[What the task asks] Present the following entries again, word for word and in full.

[Task inputs]
· · · · · · ·
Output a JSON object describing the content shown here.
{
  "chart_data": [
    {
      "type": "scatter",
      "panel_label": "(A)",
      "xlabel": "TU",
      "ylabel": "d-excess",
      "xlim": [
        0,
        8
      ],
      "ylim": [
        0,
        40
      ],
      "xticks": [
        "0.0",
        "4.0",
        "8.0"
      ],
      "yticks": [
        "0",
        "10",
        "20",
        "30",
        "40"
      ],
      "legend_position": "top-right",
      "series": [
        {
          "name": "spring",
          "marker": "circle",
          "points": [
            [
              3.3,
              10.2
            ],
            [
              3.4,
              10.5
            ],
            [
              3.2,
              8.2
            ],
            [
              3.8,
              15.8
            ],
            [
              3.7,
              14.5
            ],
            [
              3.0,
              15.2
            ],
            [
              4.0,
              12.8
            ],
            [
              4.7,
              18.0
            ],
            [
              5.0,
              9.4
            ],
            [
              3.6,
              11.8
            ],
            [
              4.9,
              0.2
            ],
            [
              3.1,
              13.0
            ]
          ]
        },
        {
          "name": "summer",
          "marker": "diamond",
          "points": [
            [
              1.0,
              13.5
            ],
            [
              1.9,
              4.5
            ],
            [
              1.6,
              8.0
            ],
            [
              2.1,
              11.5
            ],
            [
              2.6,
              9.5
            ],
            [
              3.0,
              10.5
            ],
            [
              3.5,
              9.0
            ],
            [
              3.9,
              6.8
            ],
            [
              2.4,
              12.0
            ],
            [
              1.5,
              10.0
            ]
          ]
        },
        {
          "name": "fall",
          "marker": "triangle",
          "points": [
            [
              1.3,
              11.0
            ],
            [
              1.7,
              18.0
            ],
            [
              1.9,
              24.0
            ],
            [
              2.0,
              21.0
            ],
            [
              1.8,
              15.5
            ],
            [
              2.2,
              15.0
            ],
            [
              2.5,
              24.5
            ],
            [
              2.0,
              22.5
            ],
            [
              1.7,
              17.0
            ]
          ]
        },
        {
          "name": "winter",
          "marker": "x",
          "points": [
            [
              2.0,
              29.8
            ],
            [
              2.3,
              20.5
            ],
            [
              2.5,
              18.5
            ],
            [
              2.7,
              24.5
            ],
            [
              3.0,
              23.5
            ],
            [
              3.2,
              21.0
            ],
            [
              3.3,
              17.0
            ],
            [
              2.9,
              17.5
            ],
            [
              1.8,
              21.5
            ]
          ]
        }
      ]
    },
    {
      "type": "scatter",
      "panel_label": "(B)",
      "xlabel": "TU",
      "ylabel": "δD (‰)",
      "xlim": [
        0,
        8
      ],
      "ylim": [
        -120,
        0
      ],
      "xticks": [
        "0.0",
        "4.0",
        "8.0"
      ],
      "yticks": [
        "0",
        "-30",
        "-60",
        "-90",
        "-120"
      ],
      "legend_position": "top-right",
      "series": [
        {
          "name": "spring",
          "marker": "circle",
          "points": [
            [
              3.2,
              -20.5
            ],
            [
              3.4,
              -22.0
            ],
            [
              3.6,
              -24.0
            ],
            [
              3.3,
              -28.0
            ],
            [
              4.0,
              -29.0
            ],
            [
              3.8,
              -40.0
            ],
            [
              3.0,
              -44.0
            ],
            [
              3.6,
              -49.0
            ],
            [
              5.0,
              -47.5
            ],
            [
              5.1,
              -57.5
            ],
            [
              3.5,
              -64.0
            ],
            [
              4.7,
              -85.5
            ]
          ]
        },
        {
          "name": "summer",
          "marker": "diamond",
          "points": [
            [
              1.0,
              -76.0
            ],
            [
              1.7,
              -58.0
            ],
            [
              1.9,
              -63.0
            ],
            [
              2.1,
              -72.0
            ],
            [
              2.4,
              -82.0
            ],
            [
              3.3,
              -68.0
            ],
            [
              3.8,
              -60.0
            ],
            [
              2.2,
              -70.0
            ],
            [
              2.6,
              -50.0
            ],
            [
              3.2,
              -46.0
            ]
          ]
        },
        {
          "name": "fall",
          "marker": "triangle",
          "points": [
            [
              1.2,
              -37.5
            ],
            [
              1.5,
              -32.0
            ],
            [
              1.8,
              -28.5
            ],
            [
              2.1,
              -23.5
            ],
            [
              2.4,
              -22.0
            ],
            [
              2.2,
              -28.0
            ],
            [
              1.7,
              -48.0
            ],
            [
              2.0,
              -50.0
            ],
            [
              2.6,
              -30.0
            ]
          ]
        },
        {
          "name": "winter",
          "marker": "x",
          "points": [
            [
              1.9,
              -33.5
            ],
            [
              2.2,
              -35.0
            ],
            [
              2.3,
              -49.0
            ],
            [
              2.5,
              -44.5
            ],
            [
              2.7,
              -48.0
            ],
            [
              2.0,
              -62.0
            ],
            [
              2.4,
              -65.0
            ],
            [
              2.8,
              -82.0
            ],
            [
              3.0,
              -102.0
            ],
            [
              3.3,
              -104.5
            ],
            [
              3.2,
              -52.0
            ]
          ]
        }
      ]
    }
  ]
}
· · · · · · ·
[Reply to the exercise]
Output a JSON object describing the content shown here.
{
  "chart_data": [
    {
      "type": "scatter",
      "panel_label": "(A)",
      "xlabel": "TU",
      "ylabel": "d-excess",
      "xlim": [
        0,
        8
      ],
      "ylim": [
        0,
        40
      ],
      "xticks": [
        "0.0",
        "4.0",
        "8.0"
      ],
      "yticks": [
        "0",
        "10",
        "20",
        "30",
        "40"
      ],
      "legend_position": "top-right",
      "series": [
        {
          "name": "spring",
          "marker": "circle",
          "points": [
            [
              3.3,
              10.2
            ],
            [
              3.4,
              10.5
            ],
            [
              3.2,
              8.2
            ],
            [
              3.8,
              15.8
            ],
            [
              3.7,
              14.5
            ],
            [
              3.0,
              15.2
            ],
            [
              4.0,
              12.8
            ],
            [
              4.7,
              18.0
            ],
            [
              5.0,
              9.4
            ],
            [
              3.6,
              11.8
            ],
            [
              4.9,
              0.2
            ],
            [
              3.1,
              13.0
            ]
          ]
        },
        {
          "name": "summer",
          "marker": "diamond",
          "points": [
            [
              1.0,
              13.5
            ],
            [
              1.9,
              4.5
            ],
            [
              1.6,
              8.0
            ],
            [
              2.1,
              11.5
            ],
            [
              2.6,
              9.5
            ],
            [
              3.0,
              10.5
            ],
            [
              3.5,
              9.0
            ],
            [
              3.9,
              6.8
            ],
            [
              2.4,
              12.0
            ],
            [
              1.5,
              10.0
            ]
          ]
        },
        {
          "name": "fall",
          "marker": "triangle",
          "points": [
            [
              1.3,
              11.0
            ],
            [
              1.7,
              18.0
            ],
            [
              1.9,
              24.0
            ],
            [
              2.0,
              21.0
            ],
            [
              1.8,
              15.5
            ],
            [
              2.2,
              15.0
            ],
            [
              2.5,
              24.5
            ],
            [
              2.0,
              22.5
            ],
            [
              1.7,
              17.0
            ]
          ]
        },
        {
          "name": "winter",
          "marker": "x",
          "points": [
            [
              2.0,
              29.8
            ],
            [
              2.3,
              20.5
            ],
            [
              2.5,
              18.5
            ],
            [
              2.7,
              24.5
            ],
            [
              3.0,
              23.5
            ],
            [
              3.2,
              21.0
            ],
            [
              3.3,
              17.0
            ],
            [
              2.9,
              17.5
            ],
            [
              1.8,
              21.5
            ]
          ]
        }
      ]
    },
    {
      "type": "scatter",
      "panel_label": "(B)",
      "xlabel": "TU",
      "ylabel": "δD (‰)",
      "xlim": [
        0,
        8
      ],
      "ylim": [
        -120,
        0
      ],
      "xticks": [
        "0.0",
        "4.0",
        "8.0"
      ],
      "yticks": [
        "0",
        "-30",
        "-60",
        "-90",
        "-120"
      ],
      "legend_position": "top-right",
      "series": [
        {
          "name": "spring",
          "marker": "circle",
          "points": [
            [
              3.2,
              -20.5
            ],
            [
              3.4,
              -22.0
            ],
            [
              3.6,
              -24.0
            ],
            [
              3.3,
              -28.0
            ],
            [
              4.0,
              -29.0
            ],
            [
              3.8,
              -40.0
            ],
            [
              3.0,
              -44.0
            ],
            [
              3.6,
              -49.0
            ],
            [
              5.0,
              -47.5
            ],
            [
              5.1,
              -57.5
            ],
            [
              3.5,
              -64.0
            ],
            [
              4.7,
              -85.5
            ]
          ]
        },
        {
          "name": "summer",
          "marker": "diamond",
          "points": [
            [
              1.0,
              -76.0
            ],
            [
              1.7,
              -58.0
            ],
            [
              1.9,
              -63.0
            ],
            [
              2.1,
              -72.0
            ],
            [
              2.4,
              -82.0
            ],
            [
              3.3,
              -68.0
            ],
            [
              3.8,
              -60.0
            ],
            [
              2.2,
              -70.0
            ],
            [
              2.6,
              -50.0
            ],
            [
              3.2,
              -46.0
            ]
          ]
        },
        {
          "name": "fall",
          "marker": "triangle",
          "points": [
            [
              1.2,
              -37.5
            ],
            [
              1.5,
              -32.0
            ],
            [
              1.8,
              -28.5
            ],
            [
              2.1,
              -23.5
            ],
            [
              2.4,
              -22.0
            ],
            [
              2.2,
              -28.0
            ],
            [
              1.7,
              -48.0
            ],
            [
              2.0,
              -50.0
            ],
            [
              2.6,
              -30.0
            ]
          ]
        },
        {
          "name": "winter",
          "marker": "x",
          "points": [
            [
              1.9,
              -33.5
            ],
            [
              2.2,
              -35.0
            ],
            [
              2.3,
              -49.0
            ],
            [
              2.5,
              -44.5
            ],
            [
              2.7,
              -48.0
            ],
            [
              2.0,
              -62.0
            ],
            [
              2.4,
              -65.0
            ],
            [
              2.8,
              -82.0
            ],
            [
              3.0,
              -102.0
            ],
            [
              3.3,
              -104.5
            ],
            [
              3.2,
              -52.0
            ]
          ]
        }
      ]
    }
  ]
}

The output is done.